* _Set exercise_
Collect all the lines that mention the word "Одесская".

##### Records shown #####

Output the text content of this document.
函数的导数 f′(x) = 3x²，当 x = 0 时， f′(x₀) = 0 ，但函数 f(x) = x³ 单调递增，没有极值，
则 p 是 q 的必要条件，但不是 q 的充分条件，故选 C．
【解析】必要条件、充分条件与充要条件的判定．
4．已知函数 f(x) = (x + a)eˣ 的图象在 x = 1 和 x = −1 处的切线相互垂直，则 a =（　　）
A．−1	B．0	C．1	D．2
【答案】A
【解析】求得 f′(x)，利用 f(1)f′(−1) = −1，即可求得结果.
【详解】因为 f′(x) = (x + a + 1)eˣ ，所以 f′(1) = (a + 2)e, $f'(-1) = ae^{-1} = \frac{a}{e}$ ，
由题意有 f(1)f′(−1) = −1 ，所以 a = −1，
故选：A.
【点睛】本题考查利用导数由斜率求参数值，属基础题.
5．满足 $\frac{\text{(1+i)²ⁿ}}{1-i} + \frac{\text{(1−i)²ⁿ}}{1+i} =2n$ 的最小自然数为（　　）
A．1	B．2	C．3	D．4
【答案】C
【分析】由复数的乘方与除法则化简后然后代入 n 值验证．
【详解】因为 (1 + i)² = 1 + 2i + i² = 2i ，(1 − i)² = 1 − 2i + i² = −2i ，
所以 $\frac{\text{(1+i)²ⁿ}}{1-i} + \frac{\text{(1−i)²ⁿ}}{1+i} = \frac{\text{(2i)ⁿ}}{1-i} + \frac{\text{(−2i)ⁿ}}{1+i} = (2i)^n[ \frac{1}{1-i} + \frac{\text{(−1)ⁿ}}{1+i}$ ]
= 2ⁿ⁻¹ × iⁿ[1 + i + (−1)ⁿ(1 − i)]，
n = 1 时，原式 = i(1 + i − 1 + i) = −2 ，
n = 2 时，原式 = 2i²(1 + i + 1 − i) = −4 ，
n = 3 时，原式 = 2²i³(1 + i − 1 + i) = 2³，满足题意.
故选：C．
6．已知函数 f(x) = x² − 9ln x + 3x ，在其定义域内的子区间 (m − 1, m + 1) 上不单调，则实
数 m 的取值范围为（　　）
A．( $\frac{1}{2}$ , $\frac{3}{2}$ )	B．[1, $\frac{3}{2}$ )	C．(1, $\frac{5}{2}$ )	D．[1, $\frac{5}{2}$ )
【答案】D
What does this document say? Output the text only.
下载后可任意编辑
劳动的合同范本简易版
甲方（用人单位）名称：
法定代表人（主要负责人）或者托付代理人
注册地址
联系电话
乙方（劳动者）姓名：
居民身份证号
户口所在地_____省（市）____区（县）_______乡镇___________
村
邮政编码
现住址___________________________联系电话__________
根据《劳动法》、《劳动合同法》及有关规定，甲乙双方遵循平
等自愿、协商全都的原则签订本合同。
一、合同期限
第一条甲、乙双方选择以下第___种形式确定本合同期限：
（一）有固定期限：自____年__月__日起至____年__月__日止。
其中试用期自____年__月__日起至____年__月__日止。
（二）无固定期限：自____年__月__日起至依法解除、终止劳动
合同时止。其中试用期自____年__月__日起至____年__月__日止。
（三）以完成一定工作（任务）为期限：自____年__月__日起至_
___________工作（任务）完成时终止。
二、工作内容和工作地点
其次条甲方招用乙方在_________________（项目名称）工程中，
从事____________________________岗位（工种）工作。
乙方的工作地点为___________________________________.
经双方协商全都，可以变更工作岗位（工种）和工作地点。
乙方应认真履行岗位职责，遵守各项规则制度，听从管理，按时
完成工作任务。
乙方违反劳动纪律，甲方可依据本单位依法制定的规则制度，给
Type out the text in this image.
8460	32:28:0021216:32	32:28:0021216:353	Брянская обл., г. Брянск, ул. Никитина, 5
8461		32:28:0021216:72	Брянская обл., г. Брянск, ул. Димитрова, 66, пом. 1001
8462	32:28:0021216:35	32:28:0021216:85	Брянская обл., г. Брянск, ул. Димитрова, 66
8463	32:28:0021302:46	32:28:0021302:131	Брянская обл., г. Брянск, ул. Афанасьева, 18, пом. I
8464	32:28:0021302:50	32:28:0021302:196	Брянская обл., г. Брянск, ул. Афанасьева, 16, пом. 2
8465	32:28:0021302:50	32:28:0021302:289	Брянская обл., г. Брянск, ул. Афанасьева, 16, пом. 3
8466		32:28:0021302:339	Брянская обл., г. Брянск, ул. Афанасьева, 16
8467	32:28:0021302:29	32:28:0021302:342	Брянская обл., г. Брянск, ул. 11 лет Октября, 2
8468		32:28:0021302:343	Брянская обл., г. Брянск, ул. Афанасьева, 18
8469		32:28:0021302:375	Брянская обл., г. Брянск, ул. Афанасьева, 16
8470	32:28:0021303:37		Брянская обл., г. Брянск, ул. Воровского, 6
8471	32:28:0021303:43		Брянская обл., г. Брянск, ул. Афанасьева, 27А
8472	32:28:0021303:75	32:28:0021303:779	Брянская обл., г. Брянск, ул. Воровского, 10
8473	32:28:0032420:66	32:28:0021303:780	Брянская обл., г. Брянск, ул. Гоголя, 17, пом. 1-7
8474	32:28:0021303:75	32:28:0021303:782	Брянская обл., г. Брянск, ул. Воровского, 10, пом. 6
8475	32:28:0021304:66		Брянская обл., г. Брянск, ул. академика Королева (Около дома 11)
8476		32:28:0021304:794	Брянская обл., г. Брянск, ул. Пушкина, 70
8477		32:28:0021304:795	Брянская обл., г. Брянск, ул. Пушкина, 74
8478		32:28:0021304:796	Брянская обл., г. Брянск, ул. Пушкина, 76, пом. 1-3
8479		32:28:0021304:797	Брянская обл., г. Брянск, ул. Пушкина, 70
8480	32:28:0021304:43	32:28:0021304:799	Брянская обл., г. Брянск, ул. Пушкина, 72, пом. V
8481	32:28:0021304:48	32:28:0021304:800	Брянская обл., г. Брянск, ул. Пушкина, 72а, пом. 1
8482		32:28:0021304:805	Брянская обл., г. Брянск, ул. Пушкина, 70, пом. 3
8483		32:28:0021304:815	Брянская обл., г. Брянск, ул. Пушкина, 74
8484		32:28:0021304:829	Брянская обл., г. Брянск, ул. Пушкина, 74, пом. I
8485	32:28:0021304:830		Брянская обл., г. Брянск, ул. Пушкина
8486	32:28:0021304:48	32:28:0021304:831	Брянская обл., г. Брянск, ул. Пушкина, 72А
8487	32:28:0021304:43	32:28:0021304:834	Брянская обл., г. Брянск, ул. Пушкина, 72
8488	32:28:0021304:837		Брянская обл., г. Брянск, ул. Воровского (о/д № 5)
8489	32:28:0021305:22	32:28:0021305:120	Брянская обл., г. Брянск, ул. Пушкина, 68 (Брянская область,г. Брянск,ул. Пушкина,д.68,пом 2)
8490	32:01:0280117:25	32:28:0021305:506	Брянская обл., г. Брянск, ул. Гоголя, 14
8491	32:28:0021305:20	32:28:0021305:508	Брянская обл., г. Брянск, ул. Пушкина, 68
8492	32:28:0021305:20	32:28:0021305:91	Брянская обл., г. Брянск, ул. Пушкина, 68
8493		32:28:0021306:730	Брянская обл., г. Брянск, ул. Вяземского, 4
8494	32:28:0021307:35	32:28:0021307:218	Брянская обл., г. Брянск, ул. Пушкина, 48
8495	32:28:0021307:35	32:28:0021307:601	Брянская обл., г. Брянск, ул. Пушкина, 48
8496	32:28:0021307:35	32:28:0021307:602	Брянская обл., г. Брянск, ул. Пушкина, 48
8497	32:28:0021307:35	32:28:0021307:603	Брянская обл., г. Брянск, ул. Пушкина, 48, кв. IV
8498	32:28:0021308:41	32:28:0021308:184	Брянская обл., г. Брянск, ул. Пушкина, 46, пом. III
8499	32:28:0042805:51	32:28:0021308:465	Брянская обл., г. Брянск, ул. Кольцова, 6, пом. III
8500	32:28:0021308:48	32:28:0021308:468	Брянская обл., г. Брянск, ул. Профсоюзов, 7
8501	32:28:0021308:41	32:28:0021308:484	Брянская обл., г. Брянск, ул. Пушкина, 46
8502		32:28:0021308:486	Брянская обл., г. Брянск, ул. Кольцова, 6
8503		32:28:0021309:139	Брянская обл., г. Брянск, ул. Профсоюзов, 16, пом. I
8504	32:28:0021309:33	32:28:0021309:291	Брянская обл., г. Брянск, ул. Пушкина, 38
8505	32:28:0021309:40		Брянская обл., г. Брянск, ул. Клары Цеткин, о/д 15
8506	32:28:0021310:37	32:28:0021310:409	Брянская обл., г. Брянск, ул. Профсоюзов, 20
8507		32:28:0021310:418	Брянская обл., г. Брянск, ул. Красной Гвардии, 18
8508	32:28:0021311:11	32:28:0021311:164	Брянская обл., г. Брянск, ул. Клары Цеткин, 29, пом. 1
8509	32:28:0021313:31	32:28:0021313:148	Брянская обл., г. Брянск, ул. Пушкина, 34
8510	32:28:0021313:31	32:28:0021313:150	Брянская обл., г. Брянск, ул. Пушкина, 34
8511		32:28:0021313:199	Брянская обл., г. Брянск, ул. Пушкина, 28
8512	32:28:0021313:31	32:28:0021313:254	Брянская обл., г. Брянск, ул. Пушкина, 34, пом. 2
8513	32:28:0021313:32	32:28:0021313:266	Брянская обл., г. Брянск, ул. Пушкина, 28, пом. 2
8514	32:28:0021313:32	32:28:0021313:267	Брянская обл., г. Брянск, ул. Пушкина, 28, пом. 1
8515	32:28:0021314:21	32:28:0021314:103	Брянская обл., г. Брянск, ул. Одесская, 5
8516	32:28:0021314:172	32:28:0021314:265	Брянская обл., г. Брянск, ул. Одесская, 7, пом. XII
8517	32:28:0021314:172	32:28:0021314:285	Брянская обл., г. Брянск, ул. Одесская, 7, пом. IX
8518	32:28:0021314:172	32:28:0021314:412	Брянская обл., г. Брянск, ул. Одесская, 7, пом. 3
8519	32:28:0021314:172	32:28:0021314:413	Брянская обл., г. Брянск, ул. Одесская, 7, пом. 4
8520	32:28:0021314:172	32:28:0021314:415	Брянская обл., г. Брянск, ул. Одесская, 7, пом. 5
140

#####

* _Result below_
8515	32:28:0021314:21	32:28:0021314:103	Брянская обл., г. Брянск, ул. Одесская, 5
8516	32:28:0021314:172	32:28:0021314:265	Брянская обл., г. Брянск, ул. Одесская, 7, пом. XII
8517	32:28:0021314:172	32:28:0021314:285	Брянская обл., г. Брянск, ул. Одесская, 7, пом. IX
8518	32:28:0021314:172	32:28:0021314:412	Брянская обл., г. Брянск, ул. Одесская, 7, пом. 3
8519	32:28:0021314:172	32:28:0021314:413	Брянская обл., г. Брянск, ул. Одесская, 7, пом. 4
8520	32:28:0021314:172	32:28:0021314:415	Брянская обл., г. Брянск, ул. Одесская, 7, пом. 5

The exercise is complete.